## Data for processing
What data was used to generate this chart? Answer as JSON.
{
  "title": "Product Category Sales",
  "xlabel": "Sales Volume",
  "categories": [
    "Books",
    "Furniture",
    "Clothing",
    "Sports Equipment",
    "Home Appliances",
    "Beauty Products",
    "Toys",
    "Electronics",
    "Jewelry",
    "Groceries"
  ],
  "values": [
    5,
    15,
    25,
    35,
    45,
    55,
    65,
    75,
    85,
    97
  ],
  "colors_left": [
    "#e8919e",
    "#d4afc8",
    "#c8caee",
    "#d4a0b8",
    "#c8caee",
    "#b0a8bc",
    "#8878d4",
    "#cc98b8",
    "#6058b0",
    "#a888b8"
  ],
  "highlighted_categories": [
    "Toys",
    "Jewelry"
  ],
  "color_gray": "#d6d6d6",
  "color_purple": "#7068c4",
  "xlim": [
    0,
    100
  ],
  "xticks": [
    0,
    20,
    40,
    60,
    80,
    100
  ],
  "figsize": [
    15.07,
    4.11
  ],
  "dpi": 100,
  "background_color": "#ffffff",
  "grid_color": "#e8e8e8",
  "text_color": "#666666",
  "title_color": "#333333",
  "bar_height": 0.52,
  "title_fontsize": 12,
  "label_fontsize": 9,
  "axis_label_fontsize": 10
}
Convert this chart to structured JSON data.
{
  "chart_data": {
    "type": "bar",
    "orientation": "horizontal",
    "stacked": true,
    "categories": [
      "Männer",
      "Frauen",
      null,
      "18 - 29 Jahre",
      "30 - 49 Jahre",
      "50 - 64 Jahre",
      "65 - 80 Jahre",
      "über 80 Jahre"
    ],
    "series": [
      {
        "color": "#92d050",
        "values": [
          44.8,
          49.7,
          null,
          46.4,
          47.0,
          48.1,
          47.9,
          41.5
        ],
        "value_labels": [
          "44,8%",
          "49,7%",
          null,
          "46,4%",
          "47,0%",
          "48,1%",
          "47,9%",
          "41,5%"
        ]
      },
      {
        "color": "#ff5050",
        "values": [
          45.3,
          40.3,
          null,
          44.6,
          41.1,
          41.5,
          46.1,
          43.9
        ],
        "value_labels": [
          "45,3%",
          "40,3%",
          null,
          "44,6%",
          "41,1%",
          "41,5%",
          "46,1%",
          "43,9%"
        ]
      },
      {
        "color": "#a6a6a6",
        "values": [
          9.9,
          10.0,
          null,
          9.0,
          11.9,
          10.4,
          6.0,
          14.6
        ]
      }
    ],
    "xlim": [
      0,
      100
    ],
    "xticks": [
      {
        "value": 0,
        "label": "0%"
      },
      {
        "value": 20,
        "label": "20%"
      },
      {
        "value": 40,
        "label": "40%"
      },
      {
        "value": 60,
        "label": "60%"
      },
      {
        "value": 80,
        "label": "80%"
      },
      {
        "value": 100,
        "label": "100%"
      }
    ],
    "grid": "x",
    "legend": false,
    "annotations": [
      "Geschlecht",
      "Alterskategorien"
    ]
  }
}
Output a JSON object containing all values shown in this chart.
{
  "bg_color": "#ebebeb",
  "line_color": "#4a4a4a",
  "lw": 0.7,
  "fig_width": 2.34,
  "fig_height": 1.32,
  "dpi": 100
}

## Task requirements
Restate each record word for word.

## Output for this task
What data was used to generate this chart? Answer as JSON.
{
  "title": "Product Category Sales",
  "xlabel": "Sales Volume",
  "categories": [
    "Books",
    "Furniture",
    "Clothing",
    "Sports Equipment",
    "Home Appliances",
    "Beauty Products",
    "Toys",
    "Electronics",
    "Jewelry",
    "Groceries"
  ],
  "values": [
    5,
    15,
    25,
    35,
    45,
    55,
    65,
    75,
    85,
    97
  ],
  "colors_left": [
    "#e8919e",
    "#d4afc8",
    "#c8caee",
    "#d4a0b8",
    "#c8caee",
    "#b0a8bc",
    "#8878d4",
    "#cc98b8",
    "#6058b0",
    "#a888b8"
  ],
  "highlighted_categories": [
    "Toys",
    "Jewelry"
  ],
  "color_gray": "#d6d6d6",
  "color_purple": "#7068c4",
  "xlim": [
    0,
    100
  ],
  "xticks": [
    0,
    20,
    40,
    60,
    80,
    100
  ],
  "figsize": [
    15.07,
    4.11
  ],
  "dpi": 100,
  "background_color": "#ffffff",
  "grid_color": "#e8e8e8",
  "text_color": "#666666",
  "title_color": "#333333",
  "bar_height": 0.52,
  "title_fontsize": 12,
  "label_fontsize": 9,
  "axis_label_fontsize": 10
}
Convert this chart to structured JSON data.
{
  "chart_data": {
    "type": "bar",
    "orientation": "horizontal",
    "stacked": true,
    "categories": [
      "Männer",
      "Frauen",
      null,
      "18 - 29 Jahre",
      "30 - 49 Jahre",
      "50 - 64 Jahre",
      "65 - 80 Jahre",
      "über 80 Jahre"
    ],
    "series": [
      {
        "color": "#92d050",
        "values": [
          44.8,
          49.7,
          null,
          46.4,
          47.0,
          48.1,
          47.9,
          41.5
        ],
        "value_labels": [
          "44,8%",
          "49,7%",
          null,
          "46,4%",
          "47,0%",
          "48,1%",
          "47,9%",
          "41,5%"
        ]
      },
      {
        "color": "#ff5050",
        "values": [
          45.3,
          40.3,
          null,
          44.6,
          41.1,
          41.5,
          46.1,
          43.9
        ],
        "value_labels": [
          "45,3%",
          "40,3%",
          null,
          "44,6%",
          "41,1%",
          "41,5%",
          "46,1%",
          "43,9%"
        ]
      },
      {
        "color": "#a6a6a6",
        "values": [
          9.9,
          10.0,
          null,
          9.0,
          11.9,
          10.4,
          6.0,
          14.6
        ]
      }
    ],
    "xlim": [
      0,
      100
    ],
    "xticks": [
      {
        "value": 0,
        "label": "0%"
      },
      {
        "value": 20,
        "label": "20%"
      },
      {
        "value": 40,
        "label": "40%"
      },
      {
        "value": 60,
        "label": "60%"
      },
      {
        "value": 80,
        "label": "80%"
      },
      {
        "value": 100,
        "label": "100%"
      }
    ],
    "grid": "x",
    "legend": false,
    "annotations": [
      "Geschlecht",
      "Alterskategorien"
    ]
  }
}
Output a JSON object containing all values shown in this chart.
{
  "bg_color": "#ebebeb",
  "line_color": "#4a4a4a",
  "lw": 0.7,
  "fig_width": 2.34,
  "fig_height": 1.32,
  "dpi": 100
}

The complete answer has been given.